Extracted information:
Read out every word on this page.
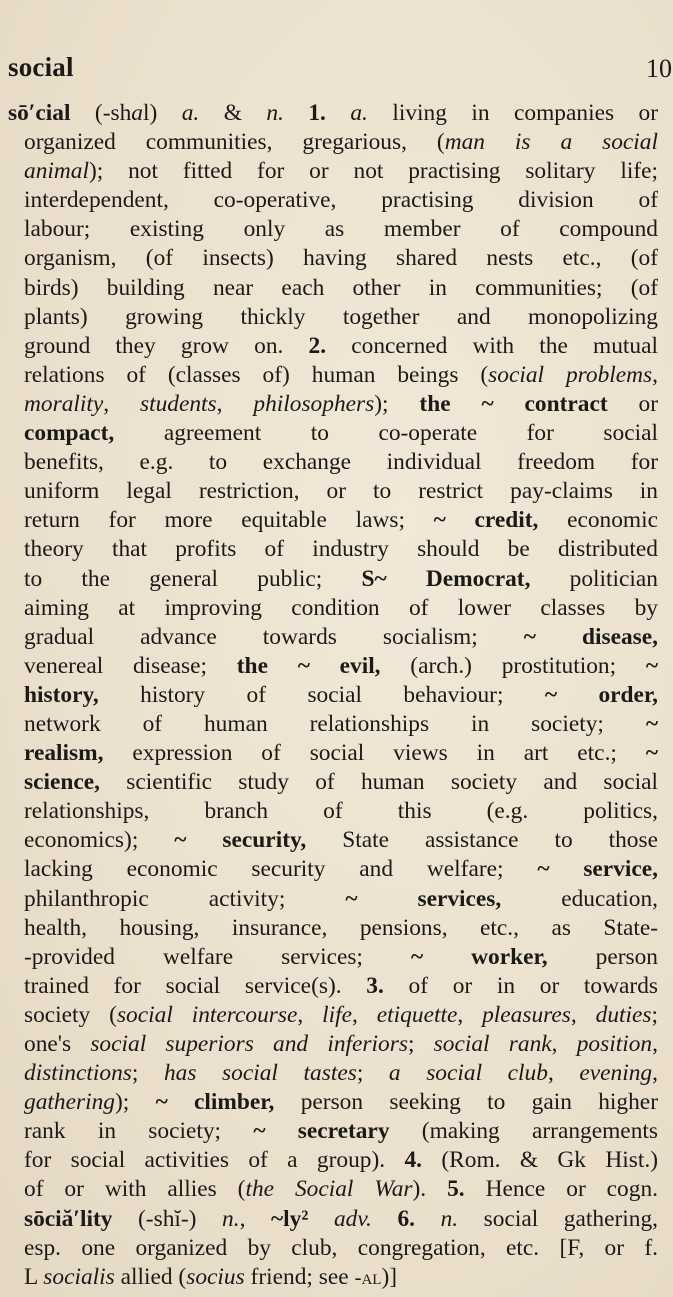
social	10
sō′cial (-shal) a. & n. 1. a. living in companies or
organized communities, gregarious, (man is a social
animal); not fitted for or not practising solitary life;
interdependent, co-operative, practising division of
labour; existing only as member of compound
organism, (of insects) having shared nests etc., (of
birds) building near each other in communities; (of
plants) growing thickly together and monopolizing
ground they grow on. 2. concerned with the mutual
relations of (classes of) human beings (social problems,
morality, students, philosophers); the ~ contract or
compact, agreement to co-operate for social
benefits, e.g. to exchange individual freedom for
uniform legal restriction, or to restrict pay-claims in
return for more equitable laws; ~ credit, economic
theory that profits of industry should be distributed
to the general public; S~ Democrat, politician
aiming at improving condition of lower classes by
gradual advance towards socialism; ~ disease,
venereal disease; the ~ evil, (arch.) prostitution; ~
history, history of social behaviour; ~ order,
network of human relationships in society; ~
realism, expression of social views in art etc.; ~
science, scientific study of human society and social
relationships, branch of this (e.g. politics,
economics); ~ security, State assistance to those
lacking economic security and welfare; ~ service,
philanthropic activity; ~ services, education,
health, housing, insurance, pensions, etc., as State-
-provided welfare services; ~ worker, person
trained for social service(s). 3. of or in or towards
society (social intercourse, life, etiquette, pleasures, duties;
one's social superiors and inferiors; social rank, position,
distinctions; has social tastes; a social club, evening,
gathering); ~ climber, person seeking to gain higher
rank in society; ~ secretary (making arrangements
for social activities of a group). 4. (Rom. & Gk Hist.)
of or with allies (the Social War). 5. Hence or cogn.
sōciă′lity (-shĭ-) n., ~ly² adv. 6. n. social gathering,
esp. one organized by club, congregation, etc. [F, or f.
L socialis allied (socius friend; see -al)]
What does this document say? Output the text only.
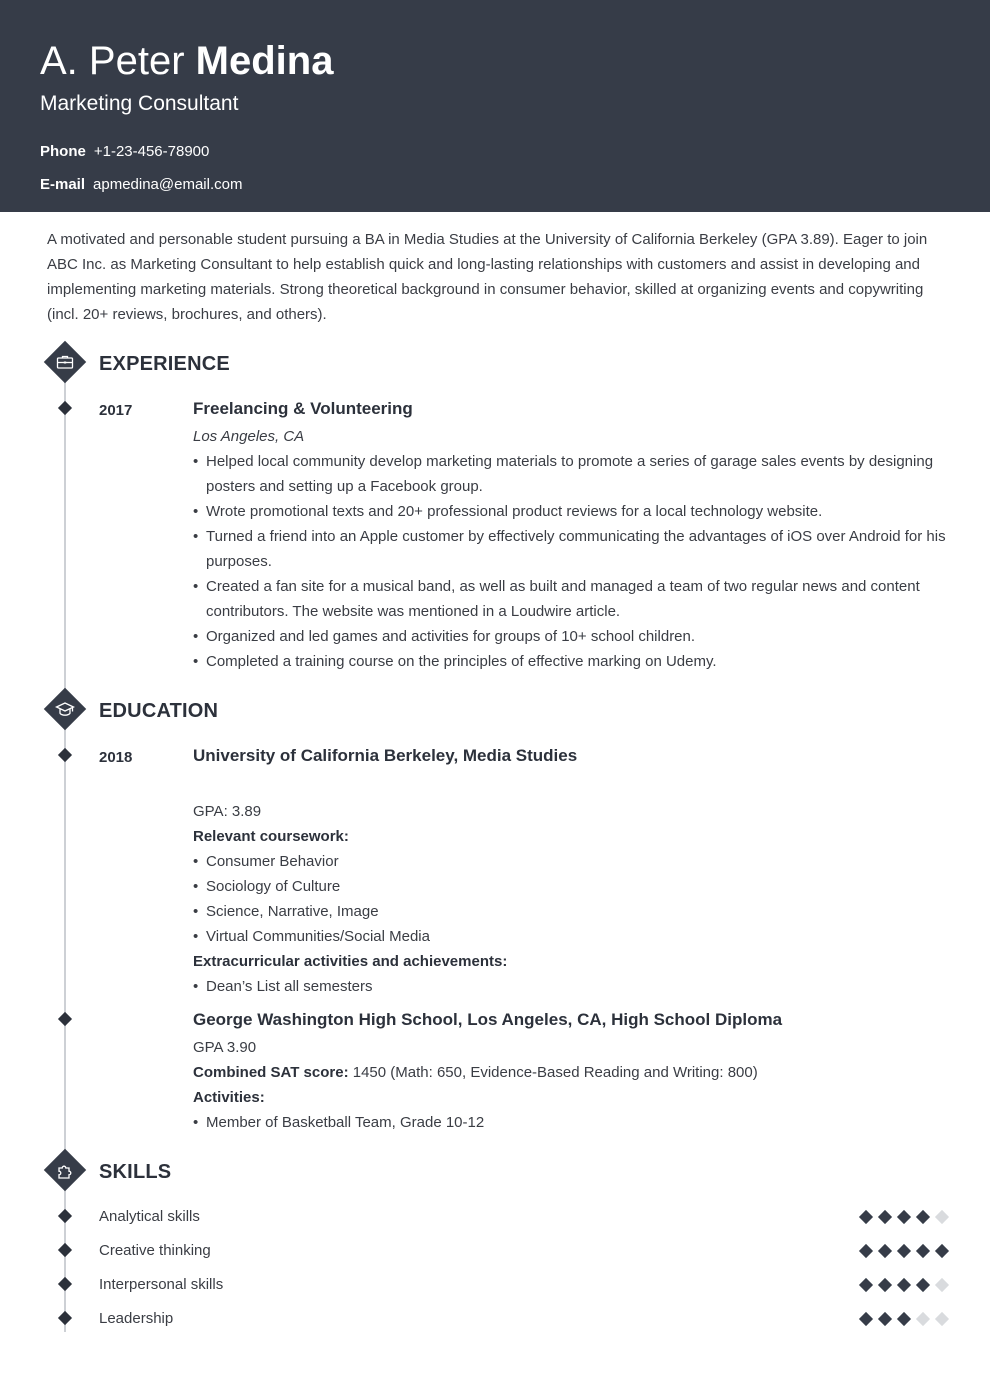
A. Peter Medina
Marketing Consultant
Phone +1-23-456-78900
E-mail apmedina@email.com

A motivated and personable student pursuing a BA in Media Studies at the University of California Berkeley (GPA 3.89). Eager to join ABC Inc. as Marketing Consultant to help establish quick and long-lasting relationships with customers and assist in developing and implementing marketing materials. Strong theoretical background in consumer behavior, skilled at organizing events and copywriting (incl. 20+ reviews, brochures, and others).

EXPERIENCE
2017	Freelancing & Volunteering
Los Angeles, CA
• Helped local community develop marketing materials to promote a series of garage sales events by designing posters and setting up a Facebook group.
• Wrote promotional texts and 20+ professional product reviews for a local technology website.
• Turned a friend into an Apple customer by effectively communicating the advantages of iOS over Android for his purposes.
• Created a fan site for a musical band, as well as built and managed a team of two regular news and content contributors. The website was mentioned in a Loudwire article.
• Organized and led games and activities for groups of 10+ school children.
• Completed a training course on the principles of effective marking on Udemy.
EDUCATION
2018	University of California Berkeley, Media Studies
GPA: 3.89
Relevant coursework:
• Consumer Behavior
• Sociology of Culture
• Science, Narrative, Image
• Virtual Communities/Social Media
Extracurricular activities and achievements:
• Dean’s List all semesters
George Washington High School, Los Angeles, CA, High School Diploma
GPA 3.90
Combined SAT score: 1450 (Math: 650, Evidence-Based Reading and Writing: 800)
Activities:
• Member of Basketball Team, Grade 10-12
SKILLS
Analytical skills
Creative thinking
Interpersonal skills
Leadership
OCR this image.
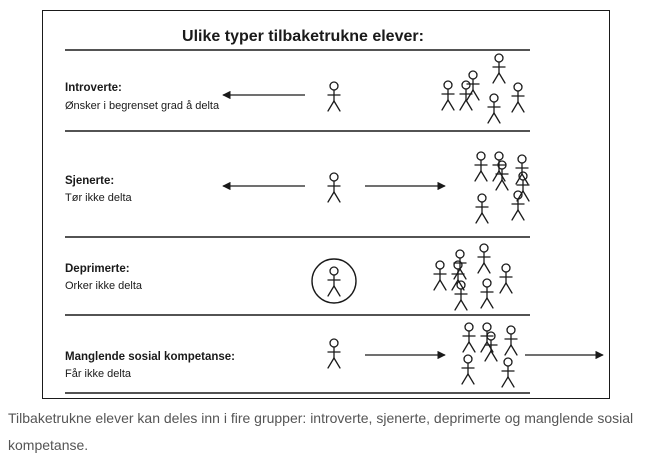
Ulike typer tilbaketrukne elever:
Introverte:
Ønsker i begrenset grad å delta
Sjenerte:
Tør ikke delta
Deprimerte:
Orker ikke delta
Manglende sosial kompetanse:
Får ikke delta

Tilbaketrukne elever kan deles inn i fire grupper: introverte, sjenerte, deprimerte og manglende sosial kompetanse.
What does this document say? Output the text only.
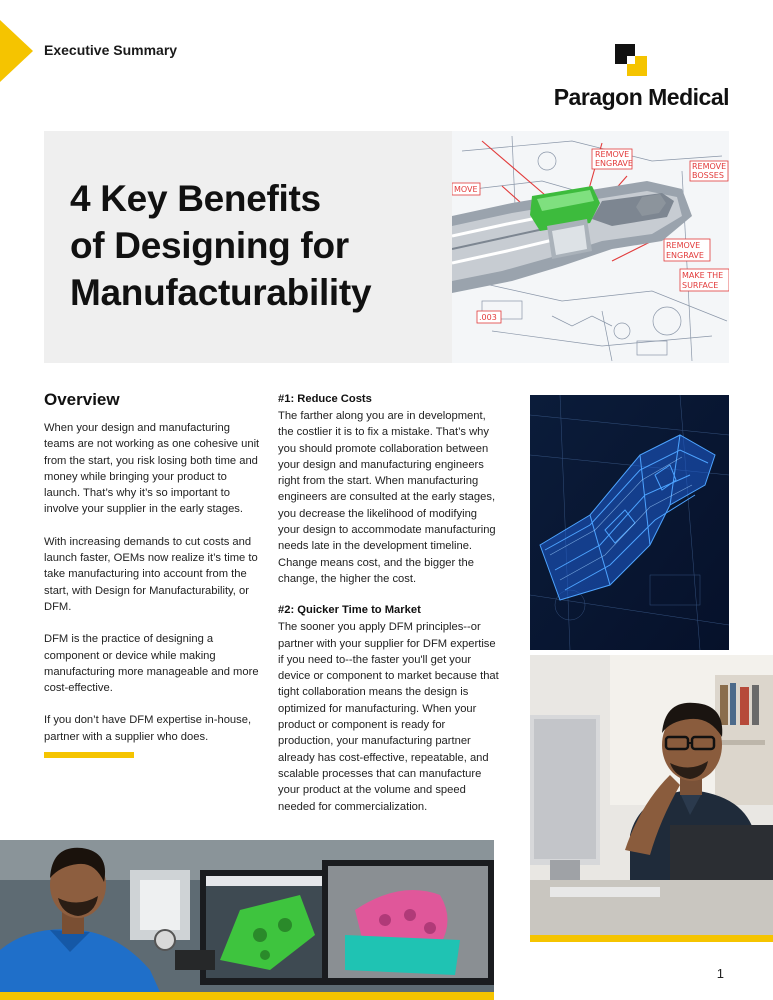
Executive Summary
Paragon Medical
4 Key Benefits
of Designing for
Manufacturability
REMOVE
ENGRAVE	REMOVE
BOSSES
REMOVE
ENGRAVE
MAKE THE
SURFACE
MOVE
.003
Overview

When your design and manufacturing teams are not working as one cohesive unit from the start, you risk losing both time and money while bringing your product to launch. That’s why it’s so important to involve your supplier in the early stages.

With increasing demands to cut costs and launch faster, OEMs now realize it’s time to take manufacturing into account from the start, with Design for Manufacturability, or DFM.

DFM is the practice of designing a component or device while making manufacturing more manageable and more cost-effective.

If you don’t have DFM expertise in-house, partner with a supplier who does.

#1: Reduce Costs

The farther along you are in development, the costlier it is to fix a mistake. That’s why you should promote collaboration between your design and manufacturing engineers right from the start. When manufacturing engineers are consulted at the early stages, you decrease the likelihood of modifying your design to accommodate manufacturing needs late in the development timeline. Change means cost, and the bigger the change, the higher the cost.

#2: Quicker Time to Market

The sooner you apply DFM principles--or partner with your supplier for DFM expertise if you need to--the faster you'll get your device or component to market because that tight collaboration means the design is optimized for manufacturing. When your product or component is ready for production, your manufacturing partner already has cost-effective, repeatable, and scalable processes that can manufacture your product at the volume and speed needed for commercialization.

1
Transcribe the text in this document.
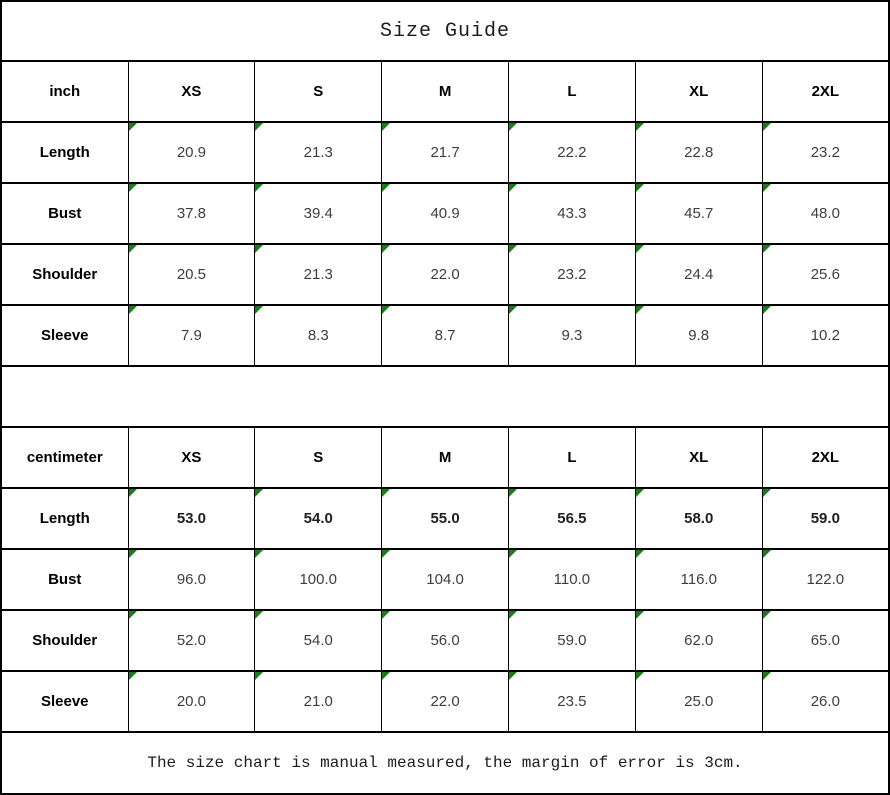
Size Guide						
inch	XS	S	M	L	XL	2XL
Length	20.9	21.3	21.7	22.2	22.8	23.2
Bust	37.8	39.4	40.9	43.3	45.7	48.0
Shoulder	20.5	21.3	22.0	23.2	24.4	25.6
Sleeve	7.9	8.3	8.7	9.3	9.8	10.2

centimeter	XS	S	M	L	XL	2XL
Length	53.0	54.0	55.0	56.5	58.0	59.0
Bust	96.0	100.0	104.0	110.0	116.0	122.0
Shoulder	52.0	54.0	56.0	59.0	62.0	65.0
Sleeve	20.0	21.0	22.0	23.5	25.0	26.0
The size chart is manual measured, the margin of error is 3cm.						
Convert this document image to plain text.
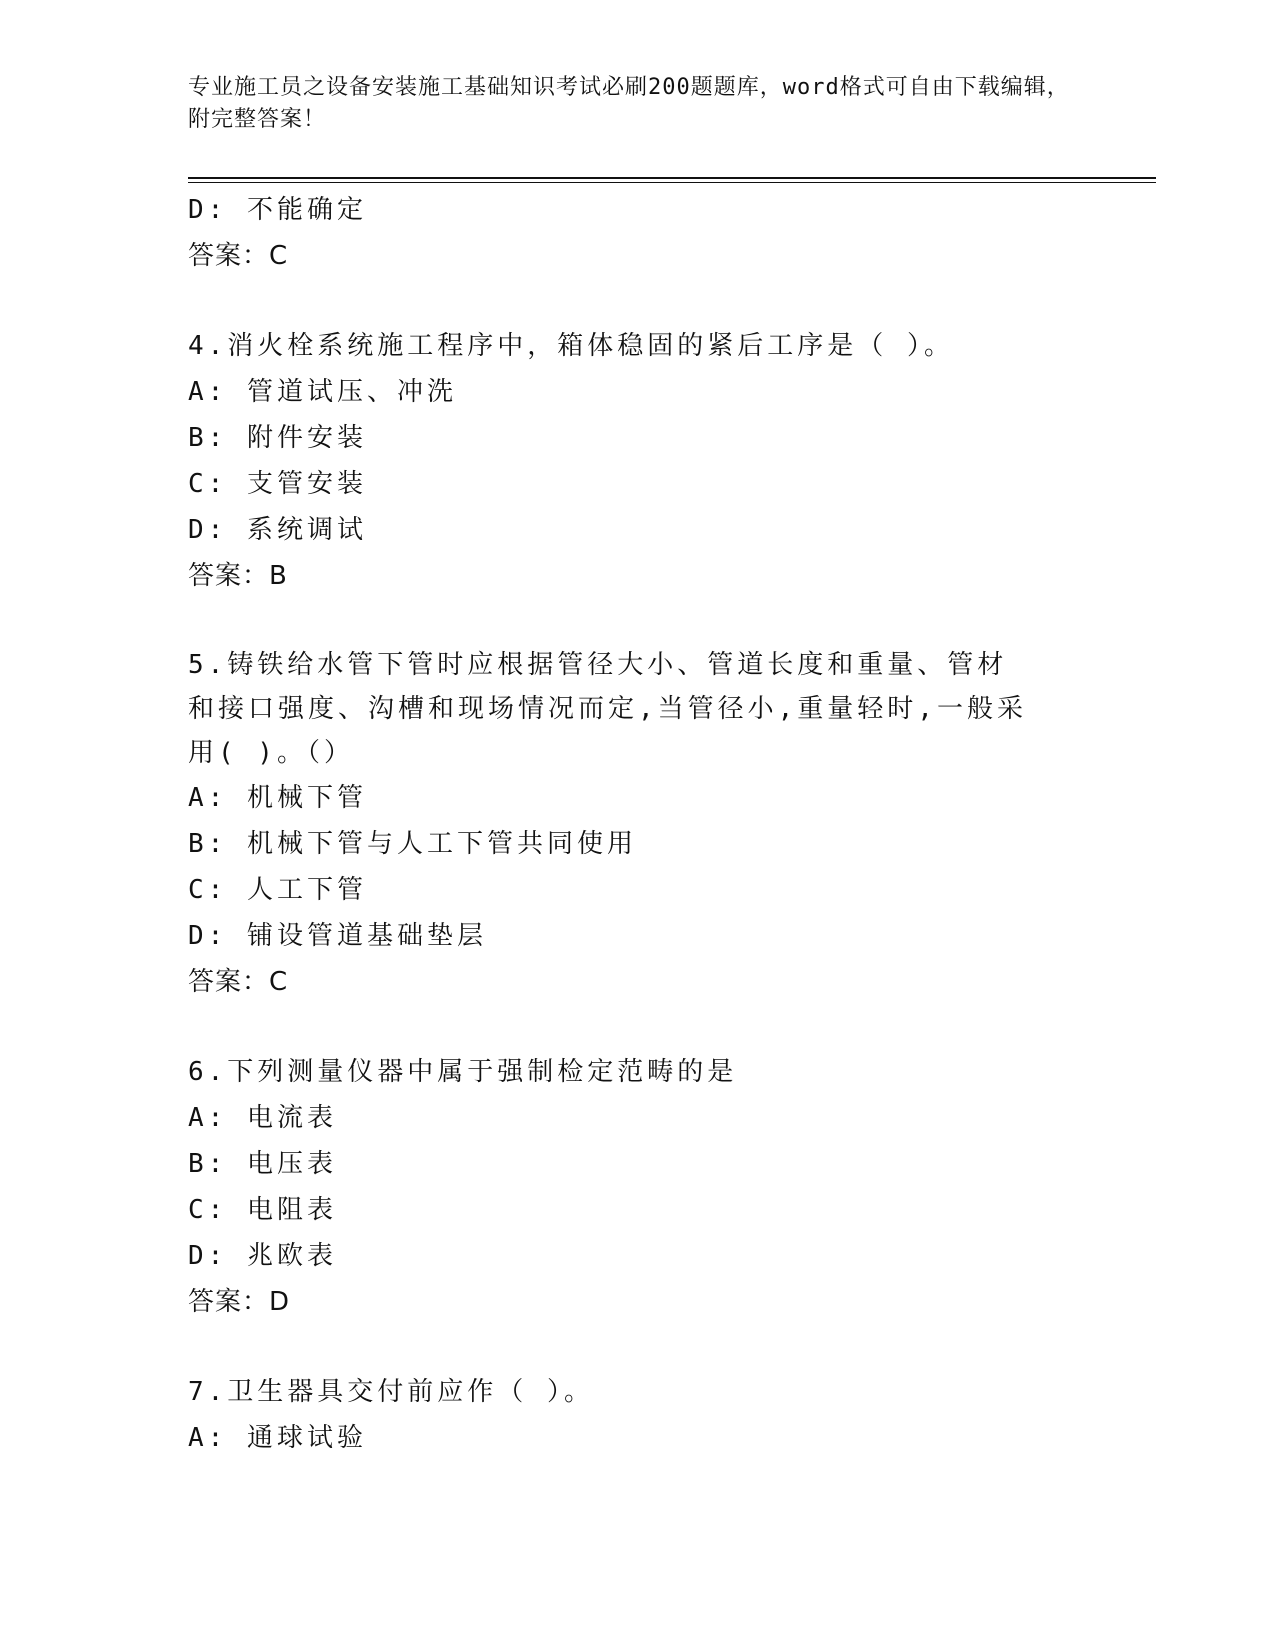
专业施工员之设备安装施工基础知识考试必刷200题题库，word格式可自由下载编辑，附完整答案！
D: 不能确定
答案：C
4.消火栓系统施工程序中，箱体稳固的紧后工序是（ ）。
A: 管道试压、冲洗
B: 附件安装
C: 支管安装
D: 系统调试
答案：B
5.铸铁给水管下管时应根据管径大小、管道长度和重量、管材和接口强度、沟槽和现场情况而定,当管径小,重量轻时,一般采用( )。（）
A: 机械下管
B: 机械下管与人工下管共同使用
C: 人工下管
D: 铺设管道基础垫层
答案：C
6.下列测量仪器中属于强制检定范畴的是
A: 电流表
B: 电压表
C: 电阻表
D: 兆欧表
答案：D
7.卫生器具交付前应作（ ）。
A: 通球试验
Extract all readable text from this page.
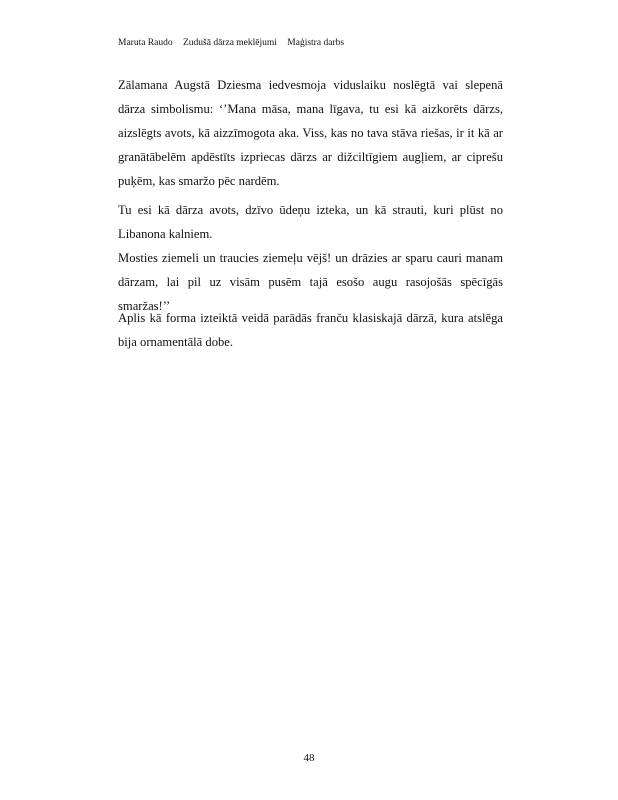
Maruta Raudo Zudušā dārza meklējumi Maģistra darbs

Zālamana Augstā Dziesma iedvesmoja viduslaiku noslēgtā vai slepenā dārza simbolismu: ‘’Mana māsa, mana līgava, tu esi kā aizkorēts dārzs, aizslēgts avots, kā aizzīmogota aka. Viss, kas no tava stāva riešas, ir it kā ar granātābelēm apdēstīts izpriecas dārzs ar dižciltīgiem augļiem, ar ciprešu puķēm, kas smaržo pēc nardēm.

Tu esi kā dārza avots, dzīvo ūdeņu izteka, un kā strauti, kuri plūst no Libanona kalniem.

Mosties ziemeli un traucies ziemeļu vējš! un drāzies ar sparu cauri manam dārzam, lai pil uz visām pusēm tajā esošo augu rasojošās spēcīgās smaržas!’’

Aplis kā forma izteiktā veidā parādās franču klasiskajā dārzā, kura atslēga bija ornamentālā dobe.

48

Written task:
Locate the word "website" in the records and collect each line it appears in.

Right answer:
• Wrote promotional texts and 20+ professional product reviews for a local technology website.
• Created a fan site for a musical band, as well as built and managed a team of two regular news and content contributors. The website was mentioned in a Loudwire article.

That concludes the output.